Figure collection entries
· · · · ·

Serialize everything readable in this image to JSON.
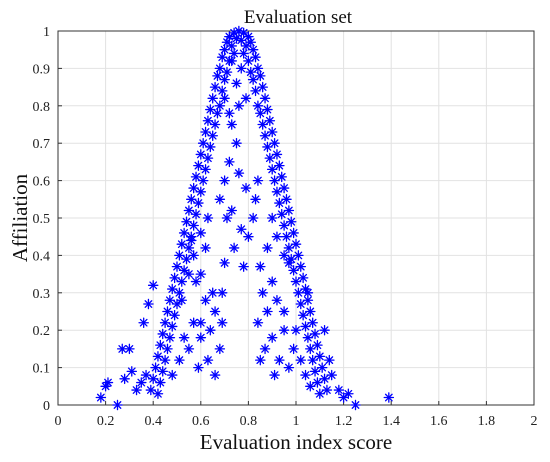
{
  "chart_data": {
    "type": "scatter",
    "title": "Evaluation set",
    "xlabel": "Evaluation index score",
    "ylabel": "Affiliation",
    "xlim": [
      0,
      2
    ],
    "ylim": [
      0,
      1
    ],
    "x_ticks": [
      "0",
      "0.2",
      "0.4",
      "0.6",
      "0.8",
      "1",
      "1.2",
      "1.4",
      "1.6",
      "1.8",
      "2"
    ],
    "y_ticks": [
      "0",
      "0.1",
      "0.2",
      "0.3",
      "0.4",
      "0.5",
      "0.6",
      "0.7",
      "0.8",
      "0.9",
      "1"
    ],
    "grid": true,
    "marker": "asterisk",
    "color": "#0000ff",
    "series": [
      {
        "points": [
          [
            0.76,
            1.0
          ],
          [
            0.74,
            0.995
          ],
          [
            0.78,
            0.995
          ],
          [
            0.72,
            0.985
          ],
          [
            0.8,
            0.985
          ],
          [
            0.75,
            0.98
          ],
          [
            0.77,
            0.975
          ],
          [
            0.71,
            0.97
          ],
          [
            0.81,
            0.97
          ],
          [
            0.73,
            0.96
          ],
          [
            0.79,
            0.96
          ],
          [
            0.7,
            0.95
          ],
          [
            0.82,
            0.95
          ],
          [
            0.74,
            0.94
          ],
          [
            0.78,
            0.94
          ],
          [
            0.69,
            0.93
          ],
          [
            0.83,
            0.93
          ],
          [
            0.72,
            0.92
          ],
          [
            0.8,
            0.92
          ],
          [
            0.68,
            0.9
          ],
          [
            0.84,
            0.9
          ],
          [
            0.71,
            0.89
          ],
          [
            0.81,
            0.89
          ],
          [
            0.67,
            0.88
          ],
          [
            0.85,
            0.88
          ],
          [
            0.7,
            0.87
          ],
          [
            0.82,
            0.87
          ],
          [
            0.66,
            0.85
          ],
          [
            0.86,
            0.85
          ],
          [
            0.69,
            0.84
          ],
          [
            0.83,
            0.84
          ],
          [
            0.65,
            0.82
          ],
          [
            0.87,
            0.82
          ],
          [
            0.68,
            0.8
          ],
          [
            0.84,
            0.8
          ],
          [
            0.64,
            0.79
          ],
          [
            0.88,
            0.79
          ],
          [
            0.67,
            0.78
          ],
          [
            0.85,
            0.78
          ],
          [
            0.63,
            0.76
          ],
          [
            0.89,
            0.76
          ],
          [
            0.66,
            0.75
          ],
          [
            0.86,
            0.75
          ],
          [
            0.62,
            0.73
          ],
          [
            0.9,
            0.73
          ],
          [
            0.65,
            0.72
          ],
          [
            0.87,
            0.72
          ],
          [
            0.61,
            0.7
          ],
          [
            0.91,
            0.7
          ],
          [
            0.64,
            0.69
          ],
          [
            0.88,
            0.69
          ],
          [
            0.6,
            0.67
          ],
          [
            0.92,
            0.67
          ],
          [
            0.63,
            0.66
          ],
          [
            0.89,
            0.66
          ],
          [
            0.59,
            0.64
          ],
          [
            0.93,
            0.64
          ],
          [
            0.62,
            0.63
          ],
          [
            0.9,
            0.63
          ],
          [
            0.58,
            0.61
          ],
          [
            0.94,
            0.61
          ],
          [
            0.61,
            0.6
          ],
          [
            0.91,
            0.6
          ],
          [
            0.57,
            0.58
          ],
          [
            0.95,
            0.58
          ],
          [
            0.6,
            0.57
          ],
          [
            0.92,
            0.57
          ],
          [
            0.56,
            0.55
          ],
          [
            0.96,
            0.55
          ],
          [
            0.59,
            0.54
          ],
          [
            0.93,
            0.54
          ],
          [
            0.55,
            0.52
          ],
          [
            0.97,
            0.52
          ],
          [
            0.58,
            0.51
          ],
          [
            0.94,
            0.51
          ],
          [
            0.54,
            0.49
          ],
          [
            0.98,
            0.49
          ],
          [
            0.57,
            0.48
          ],
          [
            0.95,
            0.48
          ],
          [
            0.53,
            0.46
          ],
          [
            0.99,
            0.46
          ],
          [
            0.56,
            0.45
          ],
          [
            0.96,
            0.45
          ],
          [
            0.52,
            0.43
          ],
          [
            1.0,
            0.43
          ],
          [
            0.55,
            0.42
          ],
          [
            0.97,
            0.42
          ],
          [
            0.51,
            0.4
          ],
          [
            1.01,
            0.4
          ],
          [
            0.54,
            0.39
          ],
          [
            0.98,
            0.39
          ],
          [
            0.5,
            0.37
          ],
          [
            1.02,
            0.37
          ],
          [
            0.53,
            0.36
          ],
          [
            0.99,
            0.36
          ],
          [
            0.49,
            0.34
          ],
          [
            1.03,
            0.34
          ],
          [
            0.52,
            0.33
          ],
          [
            1.0,
            0.33
          ],
          [
            0.48,
            0.31
          ],
          [
            1.04,
            0.31
          ],
          [
            0.51,
            0.3
          ],
          [
            1.01,
            0.3
          ],
          [
            0.47,
            0.28
          ],
          [
            1.05,
            0.28
          ],
          [
            0.5,
            0.27
          ],
          [
            1.02,
            0.27
          ],
          [
            0.46,
            0.25
          ],
          [
            1.06,
            0.25
          ],
          [
            0.49,
            0.24
          ],
          [
            1.03,
            0.24
          ],
          [
            0.45,
            0.22
          ],
          [
            1.07,
            0.22
          ],
          [
            0.48,
            0.21
          ],
          [
            1.04,
            0.21
          ],
          [
            0.44,
            0.19
          ],
          [
            1.08,
            0.19
          ],
          [
            0.47,
            0.18
          ],
          [
            1.05,
            0.18
          ],
          [
            0.43,
            0.16
          ],
          [
            1.09,
            0.16
          ],
          [
            0.46,
            0.15
          ],
          [
            1.06,
            0.15
          ],
          [
            0.42,
            0.13
          ],
          [
            1.1,
            0.13
          ],
          [
            0.45,
            0.12
          ],
          [
            1.07,
            0.12
          ],
          [
            0.41,
            0.1
          ],
          [
            1.11,
            0.1
          ],
          [
            0.44,
            0.09
          ],
          [
            1.08,
            0.09
          ],
          [
            0.4,
            0.07
          ],
          [
            1.12,
            0.07
          ],
          [
            0.43,
            0.06
          ],
          [
            1.09,
            0.06
          ],
          [
            0.39,
            0.04
          ],
          [
            1.13,
            0.04
          ],
          [
            0.42,
            0.03
          ],
          [
            1.1,
            0.03
          ],
          [
            0.6,
            0.35
          ],
          [
            0.65,
            0.3
          ],
          [
            0.62,
            0.28
          ],
          [
            0.58,
            0.33
          ],
          [
            0.66,
            0.25
          ],
          [
            0.64,
            0.2
          ],
          [
            0.6,
            0.18
          ],
          [
            0.68,
            0.15
          ],
          [
            0.55,
            0.15
          ],
          [
            0.59,
            0.1
          ],
          [
            0.63,
            0.12
          ],
          [
            0.66,
            0.08
          ],
          [
            0.57,
            0.22
          ],
          [
            0.69,
            0.22
          ],
          [
            0.9,
            0.33
          ],
          [
            0.86,
            0.3
          ],
          [
            0.92,
            0.28
          ],
          [
            0.88,
            0.25
          ],
          [
            0.84,
            0.22
          ],
          [
            0.9,
            0.18
          ],
          [
            0.95,
            0.2
          ],
          [
            0.87,
            0.15
          ],
          [
            0.93,
            0.12
          ],
          [
            0.97,
            0.1
          ],
          [
            0.91,
            0.08
          ],
          [
            0.85,
            0.12
          ],
          [
            0.99,
            0.15
          ],
          [
            1.02,
            0.12
          ],
          [
            0.3,
            0.15
          ],
          [
            0.27,
            0.15
          ],
          [
            0.28,
            0.07
          ],
          [
            0.31,
            0.09
          ],
          [
            0.18,
            0.02
          ],
          [
            0.2,
            0.05
          ],
          [
            0.21,
            0.06
          ],
          [
            0.25,
            0.0
          ],
          [
            0.35,
            0.06
          ],
          [
            0.37,
            0.08
          ],
          [
            0.33,
            0.04
          ],
          [
            1.15,
            0.08
          ],
          [
            1.18,
            0.04
          ],
          [
            1.2,
            0.02
          ],
          [
            1.22,
            0.03
          ],
          [
            1.25,
            0.0
          ],
          [
            1.14,
            0.12
          ],
          [
            1.12,
            0.2
          ],
          [
            1.39,
            0.02
          ],
          [
            0.83,
            0.55
          ],
          [
            0.82,
            0.5
          ],
          [
            0.8,
            0.45
          ],
          [
            0.74,
            0.42
          ],
          [
            0.78,
            0.37
          ],
          [
            0.73,
            0.52
          ],
          [
            0.7,
            0.6
          ],
          [
            0.72,
            0.65
          ],
          [
            0.75,
            0.7
          ],
          [
            0.68,
            0.55
          ],
          [
            0.84,
            0.6
          ],
          [
            0.77,
            0.47
          ],
          [
            0.79,
            0.58
          ],
          [
            0.71,
            0.5
          ],
          [
            0.76,
            0.62
          ],
          [
            0.73,
            0.75
          ],
          [
            0.79,
            0.82
          ],
          [
            0.7,
            0.82
          ],
          [
            0.75,
            0.86
          ],
          [
            0.77,
            0.9
          ],
          [
            0.73,
            0.92
          ],
          [
            0.72,
            0.78
          ],
          [
            0.76,
            0.8
          ],
          [
            0.62,
            0.42
          ],
          [
            0.6,
            0.46
          ],
          [
            0.57,
            0.4
          ],
          [
            0.63,
            0.5
          ],
          [
            0.56,
            0.44
          ],
          [
            0.92,
            0.45
          ],
          [
            0.95,
            0.4
          ],
          [
            0.9,
            0.5
          ],
          [
            0.97,
            0.38
          ],
          [
            0.88,
            0.42
          ],
          [
            0.7,
            0.38
          ],
          [
            0.85,
            0.37
          ],
          [
            0.69,
            0.3
          ],
          [
            0.52,
            0.28
          ],
          [
            1.05,
            0.3
          ],
          [
            0.55,
            0.35
          ],
          [
            0.6,
            0.22
          ],
          [
            0.95,
            0.25
          ],
          [
            0.53,
            0.18
          ],
          [
            1.0,
            0.2
          ],
          [
            0.51,
            0.12
          ],
          [
            1.04,
            0.08
          ],
          [
            0.48,
            0.08
          ],
          [
            1.06,
            0.05
          ],
          [
            0.38,
            0.27
          ],
          [
            0.4,
            0.32
          ],
          [
            0.36,
            0.22
          ]
        ]
      }
    ]
  }
}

· · · · ·

Exercise brief
Look for the word "Evaluation" in every line of the listing and copy the lines that have it.

Answer to this problem
    "title": "Evaluation set",
    "xlabel": "Evaluation index score",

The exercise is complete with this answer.